Dataset excerpts:
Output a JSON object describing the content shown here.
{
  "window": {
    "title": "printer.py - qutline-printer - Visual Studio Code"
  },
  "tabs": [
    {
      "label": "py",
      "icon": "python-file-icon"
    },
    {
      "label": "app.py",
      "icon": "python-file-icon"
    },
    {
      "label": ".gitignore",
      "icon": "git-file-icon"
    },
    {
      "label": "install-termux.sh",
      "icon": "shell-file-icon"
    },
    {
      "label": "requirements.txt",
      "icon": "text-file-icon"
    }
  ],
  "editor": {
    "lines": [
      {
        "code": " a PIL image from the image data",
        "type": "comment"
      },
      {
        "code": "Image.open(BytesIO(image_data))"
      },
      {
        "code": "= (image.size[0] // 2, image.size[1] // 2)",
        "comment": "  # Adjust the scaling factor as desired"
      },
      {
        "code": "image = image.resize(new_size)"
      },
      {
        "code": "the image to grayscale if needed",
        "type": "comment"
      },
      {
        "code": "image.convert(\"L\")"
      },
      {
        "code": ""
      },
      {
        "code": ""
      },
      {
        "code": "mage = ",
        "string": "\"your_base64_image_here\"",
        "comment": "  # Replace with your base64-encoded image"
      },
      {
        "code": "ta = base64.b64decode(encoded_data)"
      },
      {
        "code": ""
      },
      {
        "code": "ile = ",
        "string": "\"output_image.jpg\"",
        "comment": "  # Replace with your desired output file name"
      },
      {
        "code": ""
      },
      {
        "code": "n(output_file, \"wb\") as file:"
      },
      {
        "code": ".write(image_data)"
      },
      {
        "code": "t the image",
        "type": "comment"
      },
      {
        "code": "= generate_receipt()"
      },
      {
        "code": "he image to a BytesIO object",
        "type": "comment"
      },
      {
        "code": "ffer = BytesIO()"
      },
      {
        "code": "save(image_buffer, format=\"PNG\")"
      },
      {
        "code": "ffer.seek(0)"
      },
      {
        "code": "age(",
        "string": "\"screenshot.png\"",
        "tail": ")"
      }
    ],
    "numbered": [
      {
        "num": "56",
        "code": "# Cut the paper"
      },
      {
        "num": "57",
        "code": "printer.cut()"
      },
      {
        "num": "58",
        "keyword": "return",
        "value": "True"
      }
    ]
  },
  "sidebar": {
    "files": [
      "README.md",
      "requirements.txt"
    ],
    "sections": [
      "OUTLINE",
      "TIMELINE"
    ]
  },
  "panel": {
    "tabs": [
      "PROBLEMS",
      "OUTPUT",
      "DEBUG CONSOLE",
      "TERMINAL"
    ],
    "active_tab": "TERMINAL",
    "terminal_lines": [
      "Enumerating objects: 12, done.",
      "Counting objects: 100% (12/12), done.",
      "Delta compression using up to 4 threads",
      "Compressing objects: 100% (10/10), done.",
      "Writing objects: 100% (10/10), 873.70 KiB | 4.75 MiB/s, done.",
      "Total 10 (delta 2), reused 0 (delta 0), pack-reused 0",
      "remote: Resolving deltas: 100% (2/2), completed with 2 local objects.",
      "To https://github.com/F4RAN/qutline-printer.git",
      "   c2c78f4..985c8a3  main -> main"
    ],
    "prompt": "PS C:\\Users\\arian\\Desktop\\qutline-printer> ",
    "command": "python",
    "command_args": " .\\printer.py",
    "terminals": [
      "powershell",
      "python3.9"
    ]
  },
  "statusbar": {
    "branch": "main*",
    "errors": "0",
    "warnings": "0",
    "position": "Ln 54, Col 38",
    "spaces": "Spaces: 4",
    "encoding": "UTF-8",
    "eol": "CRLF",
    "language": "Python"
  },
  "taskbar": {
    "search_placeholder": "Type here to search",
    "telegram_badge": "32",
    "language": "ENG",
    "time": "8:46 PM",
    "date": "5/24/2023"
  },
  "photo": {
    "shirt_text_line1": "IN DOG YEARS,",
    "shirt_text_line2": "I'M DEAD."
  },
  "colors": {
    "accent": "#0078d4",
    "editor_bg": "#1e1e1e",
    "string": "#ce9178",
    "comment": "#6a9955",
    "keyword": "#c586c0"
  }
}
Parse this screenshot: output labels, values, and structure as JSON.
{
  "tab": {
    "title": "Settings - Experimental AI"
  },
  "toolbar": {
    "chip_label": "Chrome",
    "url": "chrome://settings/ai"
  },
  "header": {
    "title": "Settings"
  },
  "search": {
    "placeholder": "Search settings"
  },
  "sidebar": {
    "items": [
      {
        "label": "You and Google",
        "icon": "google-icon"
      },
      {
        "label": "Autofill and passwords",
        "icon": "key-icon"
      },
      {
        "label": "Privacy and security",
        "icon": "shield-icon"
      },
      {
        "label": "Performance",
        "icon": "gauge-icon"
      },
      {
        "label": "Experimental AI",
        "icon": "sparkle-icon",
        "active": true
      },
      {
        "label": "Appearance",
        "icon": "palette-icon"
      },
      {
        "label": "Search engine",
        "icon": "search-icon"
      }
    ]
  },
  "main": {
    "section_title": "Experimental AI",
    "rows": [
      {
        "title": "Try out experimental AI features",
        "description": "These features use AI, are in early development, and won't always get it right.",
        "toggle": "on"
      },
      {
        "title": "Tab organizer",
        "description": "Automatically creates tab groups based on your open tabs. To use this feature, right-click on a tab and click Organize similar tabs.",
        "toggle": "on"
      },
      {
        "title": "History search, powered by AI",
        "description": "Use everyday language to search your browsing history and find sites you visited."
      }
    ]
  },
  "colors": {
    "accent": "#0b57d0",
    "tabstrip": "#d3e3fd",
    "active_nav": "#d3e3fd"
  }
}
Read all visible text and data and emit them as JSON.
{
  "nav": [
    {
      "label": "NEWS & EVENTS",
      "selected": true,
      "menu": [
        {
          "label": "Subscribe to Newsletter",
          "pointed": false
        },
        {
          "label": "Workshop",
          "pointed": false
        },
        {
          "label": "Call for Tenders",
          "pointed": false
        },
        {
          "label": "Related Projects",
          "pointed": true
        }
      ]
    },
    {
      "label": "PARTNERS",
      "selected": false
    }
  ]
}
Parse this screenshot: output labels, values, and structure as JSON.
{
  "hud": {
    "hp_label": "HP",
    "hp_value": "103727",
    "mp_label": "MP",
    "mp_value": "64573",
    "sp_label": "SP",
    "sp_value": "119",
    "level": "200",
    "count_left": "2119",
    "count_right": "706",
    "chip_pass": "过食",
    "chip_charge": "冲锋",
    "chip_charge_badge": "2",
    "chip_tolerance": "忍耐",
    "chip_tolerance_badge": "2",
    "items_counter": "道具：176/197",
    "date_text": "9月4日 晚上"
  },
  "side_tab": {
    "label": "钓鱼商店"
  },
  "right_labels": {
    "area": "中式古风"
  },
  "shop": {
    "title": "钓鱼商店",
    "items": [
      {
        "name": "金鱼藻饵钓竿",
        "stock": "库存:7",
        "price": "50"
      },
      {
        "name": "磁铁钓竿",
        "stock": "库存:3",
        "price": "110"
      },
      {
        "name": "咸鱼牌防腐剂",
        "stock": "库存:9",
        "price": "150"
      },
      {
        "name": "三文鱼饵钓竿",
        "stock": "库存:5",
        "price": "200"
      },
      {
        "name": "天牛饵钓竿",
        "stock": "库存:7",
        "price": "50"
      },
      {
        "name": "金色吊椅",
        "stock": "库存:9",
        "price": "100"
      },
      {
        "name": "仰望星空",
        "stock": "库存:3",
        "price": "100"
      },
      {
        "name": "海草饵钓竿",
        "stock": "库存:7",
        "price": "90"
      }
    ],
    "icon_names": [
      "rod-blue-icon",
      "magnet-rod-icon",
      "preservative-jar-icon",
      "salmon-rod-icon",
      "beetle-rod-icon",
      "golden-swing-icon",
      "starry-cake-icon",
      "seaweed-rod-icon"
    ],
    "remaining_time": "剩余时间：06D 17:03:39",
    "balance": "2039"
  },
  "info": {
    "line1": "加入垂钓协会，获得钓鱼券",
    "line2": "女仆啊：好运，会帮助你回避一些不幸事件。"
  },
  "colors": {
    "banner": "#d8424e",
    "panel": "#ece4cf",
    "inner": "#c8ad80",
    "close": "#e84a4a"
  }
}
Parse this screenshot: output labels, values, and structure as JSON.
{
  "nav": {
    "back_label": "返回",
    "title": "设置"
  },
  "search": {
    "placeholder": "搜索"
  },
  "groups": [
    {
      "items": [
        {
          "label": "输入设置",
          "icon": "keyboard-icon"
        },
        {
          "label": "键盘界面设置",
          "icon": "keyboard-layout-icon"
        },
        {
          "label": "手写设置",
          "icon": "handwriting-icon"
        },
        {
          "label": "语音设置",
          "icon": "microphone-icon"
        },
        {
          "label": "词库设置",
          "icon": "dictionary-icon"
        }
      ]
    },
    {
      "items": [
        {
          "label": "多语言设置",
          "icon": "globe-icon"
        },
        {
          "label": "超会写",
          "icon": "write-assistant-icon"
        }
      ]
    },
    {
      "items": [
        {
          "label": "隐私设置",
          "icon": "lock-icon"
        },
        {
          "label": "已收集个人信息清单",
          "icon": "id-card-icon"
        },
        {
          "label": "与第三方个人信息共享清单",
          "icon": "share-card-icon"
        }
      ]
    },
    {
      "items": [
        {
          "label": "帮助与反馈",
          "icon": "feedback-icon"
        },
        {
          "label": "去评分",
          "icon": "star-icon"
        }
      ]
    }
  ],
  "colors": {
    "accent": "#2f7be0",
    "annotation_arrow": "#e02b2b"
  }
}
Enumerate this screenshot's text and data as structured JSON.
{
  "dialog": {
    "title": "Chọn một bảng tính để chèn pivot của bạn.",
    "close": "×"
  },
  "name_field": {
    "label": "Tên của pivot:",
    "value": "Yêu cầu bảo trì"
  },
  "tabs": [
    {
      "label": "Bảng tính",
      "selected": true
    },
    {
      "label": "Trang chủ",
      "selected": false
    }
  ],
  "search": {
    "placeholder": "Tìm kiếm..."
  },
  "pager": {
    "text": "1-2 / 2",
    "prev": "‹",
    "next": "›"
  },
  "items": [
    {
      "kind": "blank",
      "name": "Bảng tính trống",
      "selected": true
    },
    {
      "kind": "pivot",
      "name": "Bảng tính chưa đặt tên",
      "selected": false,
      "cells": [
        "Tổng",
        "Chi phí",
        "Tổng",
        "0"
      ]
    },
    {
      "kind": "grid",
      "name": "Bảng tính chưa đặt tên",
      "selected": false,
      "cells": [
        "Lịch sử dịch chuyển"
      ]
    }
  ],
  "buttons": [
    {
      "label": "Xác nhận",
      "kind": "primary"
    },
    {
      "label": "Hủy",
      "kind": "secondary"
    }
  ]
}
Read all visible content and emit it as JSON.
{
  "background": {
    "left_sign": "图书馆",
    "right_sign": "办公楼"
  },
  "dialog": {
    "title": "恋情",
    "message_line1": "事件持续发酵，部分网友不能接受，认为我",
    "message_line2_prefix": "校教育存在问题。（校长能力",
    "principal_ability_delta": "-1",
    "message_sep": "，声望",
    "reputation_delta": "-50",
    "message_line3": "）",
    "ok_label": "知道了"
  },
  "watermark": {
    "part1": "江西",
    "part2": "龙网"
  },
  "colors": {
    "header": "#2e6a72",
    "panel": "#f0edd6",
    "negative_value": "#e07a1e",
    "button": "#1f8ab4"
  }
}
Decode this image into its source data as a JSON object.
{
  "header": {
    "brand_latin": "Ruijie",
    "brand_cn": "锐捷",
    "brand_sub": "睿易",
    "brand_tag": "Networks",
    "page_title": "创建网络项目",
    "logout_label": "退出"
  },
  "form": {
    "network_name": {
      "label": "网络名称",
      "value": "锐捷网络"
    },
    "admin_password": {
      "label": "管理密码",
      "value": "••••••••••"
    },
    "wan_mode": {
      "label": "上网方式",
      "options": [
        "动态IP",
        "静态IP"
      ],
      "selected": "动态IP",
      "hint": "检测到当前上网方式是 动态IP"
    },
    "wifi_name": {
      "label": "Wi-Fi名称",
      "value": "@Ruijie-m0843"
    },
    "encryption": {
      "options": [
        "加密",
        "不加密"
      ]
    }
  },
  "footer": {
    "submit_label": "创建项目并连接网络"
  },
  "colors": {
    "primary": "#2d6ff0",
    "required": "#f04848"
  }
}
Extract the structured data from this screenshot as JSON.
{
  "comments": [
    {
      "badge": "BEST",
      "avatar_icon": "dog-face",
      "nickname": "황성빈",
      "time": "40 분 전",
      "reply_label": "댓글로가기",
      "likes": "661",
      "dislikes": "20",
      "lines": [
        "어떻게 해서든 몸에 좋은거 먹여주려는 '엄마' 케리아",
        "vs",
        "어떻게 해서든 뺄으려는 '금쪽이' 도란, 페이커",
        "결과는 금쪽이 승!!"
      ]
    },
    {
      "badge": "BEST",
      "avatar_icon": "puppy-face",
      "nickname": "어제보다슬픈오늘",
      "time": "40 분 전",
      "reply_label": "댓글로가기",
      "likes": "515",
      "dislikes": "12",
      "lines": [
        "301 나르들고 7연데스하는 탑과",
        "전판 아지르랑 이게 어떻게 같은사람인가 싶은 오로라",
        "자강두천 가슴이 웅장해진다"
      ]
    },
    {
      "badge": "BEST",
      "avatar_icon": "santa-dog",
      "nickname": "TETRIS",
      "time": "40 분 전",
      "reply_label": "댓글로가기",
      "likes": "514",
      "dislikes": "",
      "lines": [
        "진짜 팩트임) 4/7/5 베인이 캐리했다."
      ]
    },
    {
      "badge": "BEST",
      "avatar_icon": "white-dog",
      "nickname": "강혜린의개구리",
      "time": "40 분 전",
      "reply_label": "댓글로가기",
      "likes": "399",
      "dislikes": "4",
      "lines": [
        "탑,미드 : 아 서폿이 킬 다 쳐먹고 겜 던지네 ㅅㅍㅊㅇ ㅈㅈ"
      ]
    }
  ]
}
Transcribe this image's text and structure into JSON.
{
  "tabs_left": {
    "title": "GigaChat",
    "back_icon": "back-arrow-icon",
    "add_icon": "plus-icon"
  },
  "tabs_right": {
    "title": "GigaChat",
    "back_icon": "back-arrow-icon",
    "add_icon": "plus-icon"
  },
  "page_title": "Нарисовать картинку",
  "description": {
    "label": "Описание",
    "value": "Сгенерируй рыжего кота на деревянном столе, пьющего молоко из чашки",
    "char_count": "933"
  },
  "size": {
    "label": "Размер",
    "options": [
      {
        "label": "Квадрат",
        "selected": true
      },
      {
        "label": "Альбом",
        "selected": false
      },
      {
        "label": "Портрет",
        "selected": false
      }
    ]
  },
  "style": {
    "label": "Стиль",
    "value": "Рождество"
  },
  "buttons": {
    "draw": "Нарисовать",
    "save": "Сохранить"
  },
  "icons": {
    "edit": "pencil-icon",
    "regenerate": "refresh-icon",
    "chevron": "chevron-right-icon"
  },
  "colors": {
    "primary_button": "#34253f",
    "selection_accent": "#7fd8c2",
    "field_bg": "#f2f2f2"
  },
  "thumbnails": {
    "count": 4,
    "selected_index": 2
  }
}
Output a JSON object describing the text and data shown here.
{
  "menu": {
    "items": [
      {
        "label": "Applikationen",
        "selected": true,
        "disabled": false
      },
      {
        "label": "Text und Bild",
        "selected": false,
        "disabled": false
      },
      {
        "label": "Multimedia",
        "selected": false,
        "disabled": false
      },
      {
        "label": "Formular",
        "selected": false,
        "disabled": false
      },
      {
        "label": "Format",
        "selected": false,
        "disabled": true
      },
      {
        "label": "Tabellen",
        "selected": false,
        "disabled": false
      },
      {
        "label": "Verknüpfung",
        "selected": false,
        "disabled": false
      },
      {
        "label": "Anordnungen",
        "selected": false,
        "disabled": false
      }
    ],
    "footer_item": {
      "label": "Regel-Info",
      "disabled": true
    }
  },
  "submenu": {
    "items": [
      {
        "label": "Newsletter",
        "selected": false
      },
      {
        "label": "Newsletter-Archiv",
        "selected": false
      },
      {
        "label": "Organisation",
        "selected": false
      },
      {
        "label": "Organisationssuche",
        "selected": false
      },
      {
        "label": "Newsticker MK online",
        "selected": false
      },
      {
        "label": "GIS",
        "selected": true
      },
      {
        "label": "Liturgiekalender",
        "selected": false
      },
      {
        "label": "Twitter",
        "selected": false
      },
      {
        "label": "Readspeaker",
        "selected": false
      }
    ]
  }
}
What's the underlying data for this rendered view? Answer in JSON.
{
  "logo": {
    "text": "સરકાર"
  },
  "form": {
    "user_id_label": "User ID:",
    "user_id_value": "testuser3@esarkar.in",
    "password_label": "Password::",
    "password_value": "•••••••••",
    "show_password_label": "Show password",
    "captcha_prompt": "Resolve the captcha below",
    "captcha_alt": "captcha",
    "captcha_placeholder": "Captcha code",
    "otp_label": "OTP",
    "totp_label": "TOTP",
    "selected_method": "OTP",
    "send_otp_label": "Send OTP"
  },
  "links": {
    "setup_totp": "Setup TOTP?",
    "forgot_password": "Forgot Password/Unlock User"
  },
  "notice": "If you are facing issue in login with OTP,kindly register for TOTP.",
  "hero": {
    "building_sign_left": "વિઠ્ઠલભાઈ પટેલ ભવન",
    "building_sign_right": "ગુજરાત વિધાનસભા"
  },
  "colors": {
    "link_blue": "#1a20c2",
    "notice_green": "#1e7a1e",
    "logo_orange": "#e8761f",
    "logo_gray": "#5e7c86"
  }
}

TASK PROMPT.
Using the material above, reproduce exactly the line that contains "What's the underlying" and all lines after it through the last one, and only those.

THE RESULT.
What's the underlying data for this rendered view? Answer in JSON.
{
  "logo": {
    "text": "સરકાર"
  },
  "form": {
    "user_id_label": "User ID:",
    "user_id_value": "testuser3@esarkar.in",
    "password_label": "Password::",
    "password_value": "•••••••••",
    "show_password_label": "Show password",
    "captcha_prompt": "Resolve the captcha below",
    "captcha_alt": "captcha",
    "captcha_placeholder": "Captcha code",
    "otp_label": "OTP",
    "totp_label": "TOTP",
    "selected_method": "OTP",
    "send_otp_label": "Send OTP"
  },
  "links": {
    "setup_totp": "Setup TOTP?",
    "forgot_password": "Forgot Password/Unlock User"
  },
  "notice": "If you are facing issue in login with OTP,kindly register for TOTP.",
  "hero": {
    "building_sign_left": "વિઠ્ઠલભાઈ પટેલ ભવન",
    "building_sign_right": "ગુજરાત વિધાનસભા"
  },
  "colors": {
    "link_blue": "#1a20c2",
    "notice_green": "#1e7a1e",
    "logo_orange": "#e8761f",
    "logo_gray": "#5e7c86"
  }
}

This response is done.